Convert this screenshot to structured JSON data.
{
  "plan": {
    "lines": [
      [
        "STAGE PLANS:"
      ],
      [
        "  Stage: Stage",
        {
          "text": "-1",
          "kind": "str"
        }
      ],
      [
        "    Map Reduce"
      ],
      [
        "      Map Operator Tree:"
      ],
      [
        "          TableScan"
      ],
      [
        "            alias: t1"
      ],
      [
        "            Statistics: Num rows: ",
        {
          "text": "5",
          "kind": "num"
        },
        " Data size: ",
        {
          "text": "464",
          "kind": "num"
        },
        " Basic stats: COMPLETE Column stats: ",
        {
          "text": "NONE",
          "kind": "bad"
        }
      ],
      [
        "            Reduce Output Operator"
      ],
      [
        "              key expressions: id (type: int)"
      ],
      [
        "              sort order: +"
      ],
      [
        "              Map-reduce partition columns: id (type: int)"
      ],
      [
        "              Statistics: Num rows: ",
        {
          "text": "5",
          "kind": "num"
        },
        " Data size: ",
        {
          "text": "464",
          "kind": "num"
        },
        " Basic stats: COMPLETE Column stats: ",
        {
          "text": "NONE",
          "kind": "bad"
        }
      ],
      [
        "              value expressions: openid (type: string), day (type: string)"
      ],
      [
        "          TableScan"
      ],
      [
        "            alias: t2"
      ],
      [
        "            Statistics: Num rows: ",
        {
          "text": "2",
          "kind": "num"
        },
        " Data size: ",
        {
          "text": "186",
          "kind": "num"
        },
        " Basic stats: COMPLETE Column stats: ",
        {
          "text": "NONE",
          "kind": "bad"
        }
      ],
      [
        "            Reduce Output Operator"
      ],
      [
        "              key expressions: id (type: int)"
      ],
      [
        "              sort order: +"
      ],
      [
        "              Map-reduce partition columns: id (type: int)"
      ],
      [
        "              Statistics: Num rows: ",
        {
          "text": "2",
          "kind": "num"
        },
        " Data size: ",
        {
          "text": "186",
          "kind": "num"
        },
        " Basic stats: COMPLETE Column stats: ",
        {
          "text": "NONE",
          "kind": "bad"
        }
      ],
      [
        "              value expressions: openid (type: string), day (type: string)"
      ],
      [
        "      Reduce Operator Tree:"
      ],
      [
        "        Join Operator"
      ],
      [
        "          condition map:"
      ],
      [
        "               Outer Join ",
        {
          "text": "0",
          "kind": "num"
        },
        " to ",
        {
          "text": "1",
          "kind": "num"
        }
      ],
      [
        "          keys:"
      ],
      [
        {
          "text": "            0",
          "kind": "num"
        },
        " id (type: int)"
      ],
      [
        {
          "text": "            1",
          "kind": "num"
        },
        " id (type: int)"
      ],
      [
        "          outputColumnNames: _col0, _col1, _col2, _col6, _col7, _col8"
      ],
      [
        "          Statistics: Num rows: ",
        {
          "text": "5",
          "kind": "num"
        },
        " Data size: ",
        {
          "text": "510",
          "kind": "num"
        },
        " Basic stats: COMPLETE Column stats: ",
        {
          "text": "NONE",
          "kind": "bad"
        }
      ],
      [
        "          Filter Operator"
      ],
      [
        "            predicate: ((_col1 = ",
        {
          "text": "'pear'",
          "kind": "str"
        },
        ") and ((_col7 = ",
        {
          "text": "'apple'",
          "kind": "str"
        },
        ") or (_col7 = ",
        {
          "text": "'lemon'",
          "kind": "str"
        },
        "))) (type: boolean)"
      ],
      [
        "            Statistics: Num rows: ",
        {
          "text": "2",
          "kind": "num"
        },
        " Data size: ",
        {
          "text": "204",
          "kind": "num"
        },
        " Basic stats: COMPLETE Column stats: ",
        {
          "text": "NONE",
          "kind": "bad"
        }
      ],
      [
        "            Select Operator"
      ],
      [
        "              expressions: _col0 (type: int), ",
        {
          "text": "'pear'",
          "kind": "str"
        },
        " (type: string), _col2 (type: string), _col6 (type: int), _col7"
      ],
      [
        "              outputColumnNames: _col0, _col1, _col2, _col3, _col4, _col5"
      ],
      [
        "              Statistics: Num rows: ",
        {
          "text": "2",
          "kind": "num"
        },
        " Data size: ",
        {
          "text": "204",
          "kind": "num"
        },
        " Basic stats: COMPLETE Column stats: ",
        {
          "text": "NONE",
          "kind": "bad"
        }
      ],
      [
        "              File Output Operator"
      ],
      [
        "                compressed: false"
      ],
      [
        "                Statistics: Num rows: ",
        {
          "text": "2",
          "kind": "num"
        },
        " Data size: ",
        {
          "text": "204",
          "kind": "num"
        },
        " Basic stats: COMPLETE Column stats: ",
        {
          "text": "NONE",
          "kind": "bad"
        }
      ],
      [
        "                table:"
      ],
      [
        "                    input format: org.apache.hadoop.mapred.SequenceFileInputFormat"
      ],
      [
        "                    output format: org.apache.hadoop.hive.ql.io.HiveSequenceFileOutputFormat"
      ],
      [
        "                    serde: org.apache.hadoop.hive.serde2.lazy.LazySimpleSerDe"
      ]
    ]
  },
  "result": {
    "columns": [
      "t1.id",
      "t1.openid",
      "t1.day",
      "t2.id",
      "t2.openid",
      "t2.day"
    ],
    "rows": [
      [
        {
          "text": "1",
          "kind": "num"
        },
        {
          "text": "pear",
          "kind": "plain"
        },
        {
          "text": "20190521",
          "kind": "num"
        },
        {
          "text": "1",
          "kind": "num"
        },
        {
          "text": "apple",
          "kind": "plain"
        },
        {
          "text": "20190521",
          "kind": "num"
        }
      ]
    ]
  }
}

^^^^^^^^

* **WRITTEN INSTRUCTION**
Repeat every record, exactly as written.

* **RESPONSE TO THIS TASK**
Convert this screenshot to structured JSON data.
{
  "plan": {
    "lines": [
      [
        "STAGE PLANS:"
      ],
      [
        "  Stage: Stage",
        {
          "text": "-1",
          "kind": "str"
        }
      ],
      [
        "    Map Reduce"
      ],
      [
        "      Map Operator Tree:"
      ],
      [
        "          TableScan"
      ],
      [
        "            alias: t1"
      ],
      [
        "            Statistics: Num rows: ",
        {
          "text": "5",
          "kind": "num"
        },
        " Data size: ",
        {
          "text": "464",
          "kind": "num"
        },
        " Basic stats: COMPLETE Column stats: ",
        {
          "text": "NONE",
          "kind": "bad"
        }
      ],
      [
        "            Reduce Output Operator"
      ],
      [
        "              key expressions: id (type: int)"
      ],
      [
        "              sort order: +"
      ],
      [
        "              Map-reduce partition columns: id (type: int)"
      ],
      [
        "              Statistics: Num rows: ",
        {
          "text": "5",
          "kind": "num"
        },
        " Data size: ",
        {
          "text": "464",
          "kind": "num"
        },
        " Basic stats: COMPLETE Column stats: ",
        {
          "text": "NONE",
          "kind": "bad"
        }
      ],
      [
        "              value expressions: openid (type: string), day (type: string)"
      ],
      [
        "          TableScan"
      ],
      [
        "            alias: t2"
      ],
      [
        "            Statistics: Num rows: ",
        {
          "text": "2",
          "kind": "num"
        },
        " Data size: ",
        {
          "text": "186",
          "kind": "num"
        },
        " Basic stats: COMPLETE Column stats: ",
        {
          "text": "NONE",
          "kind": "bad"
        }
      ],
      [
        "            Reduce Output Operator"
      ],
      [
        "              key expressions: id (type: int)"
      ],
      [
        "              sort order: +"
      ],
      [
        "              Map-reduce partition columns: id (type: int)"
      ],
      [
        "              Statistics: Num rows: ",
        {
          "text": "2",
          "kind": "num"
        },
        " Data size: ",
        {
          "text": "186",
          "kind": "num"
        },
        " Basic stats: COMPLETE Column stats: ",
        {
          "text": "NONE",
          "kind": "bad"
        }
      ],
      [
        "              value expressions: openid (type: string), day (type: string)"
      ],
      [
        "      Reduce Operator Tree:"
      ],
      [
        "        Join Operator"
      ],
      [
        "          condition map:"
      ],
      [
        "               Outer Join ",
        {
          "text": "0",
          "kind": "num"
        },
        " to ",
        {
          "text": "1",
          "kind": "num"
        }
      ],
      [
        "          keys:"
      ],
      [
        {
          "text": "            0",
          "kind": "num"
        },
        " id (type: int)"
      ],
      [
        {
          "text": "            1",
          "kind": "num"
        },
        " id (type: int)"
      ],
      [
        "          outputColumnNames: _col0, _col1, _col2, _col6, _col7, _col8"
      ],
      [
        "          Statistics: Num rows: ",
        {
          "text": "5",
          "kind": "num"
        },
        " Data size: ",
        {
          "text": "510",
          "kind": "num"
        },
        " Basic stats: COMPLETE Column stats: ",
        {
          "text": "NONE",
          "kind": "bad"
        }
      ],
      [
        "          Filter Operator"
      ],
      [
        "            predicate: ((_col1 = ",
        {
          "text": "'pear'",
          "kind": "str"
        },
        ") and ((_col7 = ",
        {
          "text": "'apple'",
          "kind": "str"
        },
        ") or (_col7 = ",
        {
          "text": "'lemon'",
          "kind": "str"
        },
        "))) (type: boolean)"
      ],
      [
        "            Statistics: Num rows: ",
        {
          "text": "2",
          "kind": "num"
        },
        " Data size: ",
        {
          "text": "204",
          "kind": "num"
        },
        " Basic stats: COMPLETE Column stats: ",
        {
          "text": "NONE",
          "kind": "bad"
        }
      ],
      [
        "            Select Operator"
      ],
      [
        "              expressions: _col0 (type: int), ",
        {
          "text": "'pear'",
          "kind": "str"
        },
        " (type: string), _col2 (type: string), _col6 (type: int), _col7"
      ],
      [
        "              outputColumnNames: _col0, _col1, _col2, _col3, _col4, _col5"
      ],
      [
        "              Statistics: Num rows: ",
        {
          "text": "2",
          "kind": "num"
        },
        " Data size: ",
        {
          "text": "204",
          "kind": "num"
        },
        " Basic stats: COMPLETE Column stats: ",
        {
          "text": "NONE",
          "kind": "bad"
        }
      ],
      [
        "              File Output Operator"
      ],
      [
        "                compressed: false"
      ],
      [
        "                Statistics: Num rows: ",
        {
          "text": "2",
          "kind": "num"
        },
        " Data size: ",
        {
          "text": "204",
          "kind": "num"
        },
        " Basic stats: COMPLETE Column stats: ",
        {
          "text": "NONE",
          "kind": "bad"
        }
      ],
      [
        "                table:"
      ],
      [
        "                    input format: org.apache.hadoop.mapred.SequenceFileInputFormat"
      ],
      [
        "                    output format: org.apache.hadoop.hive.ql.io.HiveSequenceFileOutputFormat"
      ],
      [
        "                    serde: org.apache.hadoop.hive.serde2.lazy.LazySimpleSerDe"
      ]
    ]
  },
  "result": {
    "columns": [
      "t1.id",
      "t1.openid",
      "t1.day",
      "t2.id",
      "t2.openid",
      "t2.day"
    ],
    "rows": [
      [
        {
          "text": "1",
          "kind": "num"
        },
        {
          "text": "pear",
          "kind": "plain"
        },
        {
          "text": "20190521",
          "kind": "num"
        },
        {
          "text": "1",
          "kind": "num"
        },
        {
          "text": "apple",
          "kind": "plain"
        },
        {
          "text": "20190521",
          "kind": "num"
        }
      ]
    ]
  }
}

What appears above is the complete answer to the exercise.